Written problem -> The records should be repeated word for word, pictures excluded.

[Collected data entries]
====================

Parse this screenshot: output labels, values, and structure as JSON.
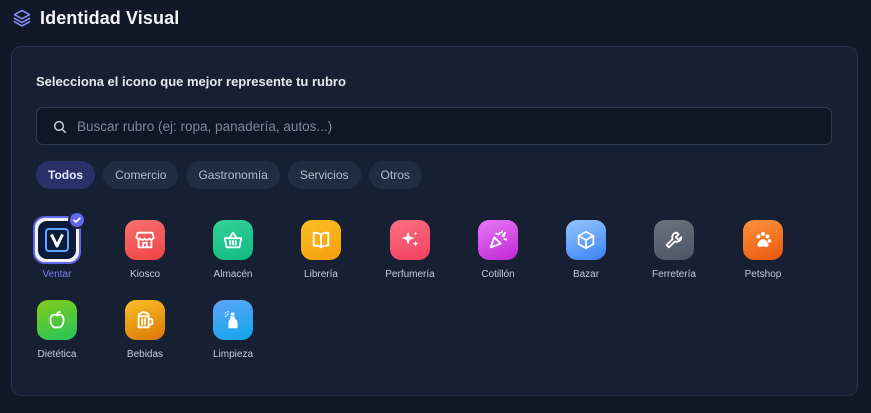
{
  "header": {
    "title": "Identidad Visual",
    "icon": "layers-icon"
  },
  "card": {
    "prompt": "Selecciona el icono que mejor represente tu rubro"
  },
  "search": {
    "placeholder": "Buscar rubro (ej: ropa, panadería, autos...)",
    "value": "",
    "icon": "search-icon"
  },
  "filters": [
    {
      "label": "Todos",
      "active": true
    },
    {
      "label": "Comercio",
      "active": false
    },
    {
      "label": "Gastronomía",
      "active": false
    },
    {
      "label": "Servicios",
      "active": false
    },
    {
      "label": "Otros",
      "active": false
    }
  ],
  "icons": [
    {
      "label": "Ventar",
      "icon": "ventar-logo-icon",
      "selected": true,
      "colors": [
        "#0c1a3a",
        "#0c1a3a"
      ]
    },
    {
      "label": "Kiosco",
      "icon": "storefront-icon",
      "selected": false,
      "colors": [
        "#f87171",
        "#ef4444"
      ]
    },
    {
      "label": "Almacén",
      "icon": "shopping-basket-icon",
      "selected": false,
      "colors": [
        "#34d399",
        "#10b981"
      ]
    },
    {
      "label": "Librería",
      "icon": "open-book-icon",
      "selected": false,
      "colors": [
        "#fbbf24",
        "#f59e0b"
      ]
    },
    {
      "label": "Perfumería",
      "icon": "sparkles-icon",
      "selected": false,
      "colors": [
        "#fb7185",
        "#f43f5e"
      ]
    },
    {
      "label": "Cotillón",
      "icon": "party-popper-icon",
      "selected": false,
      "colors": [
        "#e879f9",
        "#c026d3"
      ]
    },
    {
      "label": "Bazar",
      "icon": "package-box-icon",
      "selected": false,
      "colors": [
        "#93c5fd",
        "#3b82f6"
      ]
    },
    {
      "label": "Ferretería",
      "icon": "wrench-icon",
      "selected": false,
      "colors": [
        "#6b7280",
        "#4b5563"
      ]
    },
    {
      "label": "Petshop",
      "icon": "paw-print-icon",
      "selected": false,
      "colors": [
        "#fb923c",
        "#ea580c"
      ]
    },
    {
      "label": "Dietética",
      "icon": "apple-icon",
      "selected": false,
      "colors": [
        "#84cc16",
        "#22c55e"
      ]
    },
    {
      "label": "Bebidas",
      "icon": "beer-mug-icon",
      "selected": false,
      "colors": [
        "#fbbf24",
        "#d97706"
      ]
    },
    {
      "label": "Limpieza",
      "icon": "spray-bottle-icon",
      "selected": false,
      "colors": [
        "#60a5fa",
        "#0ea5e9"
      ]
    }
  ],
  "colors": {
    "accent": "#6366f1",
    "background": "#111827",
    "card": "#172033"
  }
}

====================

Correct answer ->
Parse this screenshot: output labels, values, and structure as JSON.
{
  "header": {
    "title": "Identidad Visual",
    "icon": "layers-icon"
  },
  "card": {
    "prompt": "Selecciona el icono que mejor represente tu rubro"
  },
  "search": {
    "placeholder": "Buscar rubro (ej: ropa, panadería, autos...)",
    "value": "",
    "icon": "search-icon"
  },
  "filters": [
    {
      "label": "Todos",
      "active": true
    },
    {
      "label": "Comercio",
      "active": false
    },
    {
      "label": "Gastronomía",
      "active": false
    },
    {
      "label": "Servicios",
      "active": false
    },
    {
      "label": "Otros",
      "active": false
    }
  ],
  "icons": [
    {
      "label": "Ventar",
      "icon": "ventar-logo-icon",
      "selected": true,
      "colors": [
        "#0c1a3a",
        "#0c1a3a"
      ]
    },
    {
      "label": "Kiosco",
      "icon": "storefront-icon",
      "selected": false,
      "colors": [
        "#f87171",
        "#ef4444"
      ]
    },
    {
      "label": "Almacén",
      "icon": "shopping-basket-icon",
      "selected": false,
      "colors": [
        "#34d399",
        "#10b981"
      ]
    },
    {
      "label": "Librería",
      "icon": "open-book-icon",
      "selected": false,
      "colors": [
        "#fbbf24",
        "#f59e0b"
      ]
    },
    {
      "label": "Perfumería",
      "icon": "sparkles-icon",
      "selected": false,
      "colors": [
        "#fb7185",
        "#f43f5e"
      ]
    },
    {
      "label": "Cotillón",
      "icon": "party-popper-icon",
      "selected": false,
      "colors": [
        "#e879f9",
        "#c026d3"
      ]
    },
    {
      "label": "Bazar",
      "icon": "package-box-icon",
      "selected": false,
      "colors": [
        "#93c5fd",
        "#3b82f6"
      ]
    },
    {
      "label": "Ferretería",
      "icon": "wrench-icon",
      "selected": false,
      "colors": [
        "#6b7280",
        "#4b5563"
      ]
    },
    {
      "label": "Petshop",
      "icon": "paw-print-icon",
      "selected": false,
      "colors": [
        "#fb923c",
        "#ea580c"
      ]
    },
    {
      "label": "Dietética",
      "icon": "apple-icon",
      "selected": false,
      "colors": [
        "#84cc16",
        "#22c55e"
      ]
    },
    {
      "label": "Bebidas",
      "icon": "beer-mug-icon",
      "selected": false,
      "colors": [
        "#fbbf24",
        "#d97706"
      ]
    },
    {
      "label": "Limpieza",
      "icon": "spray-bottle-icon",
      "selected": false,
      "colors": [
        "#60a5fa",
        "#0ea5e9"
      ]
    }
  ],
  "colors": {
    "accent": "#6366f1",
    "background": "#111827",
    "card": "#172033"
  }
}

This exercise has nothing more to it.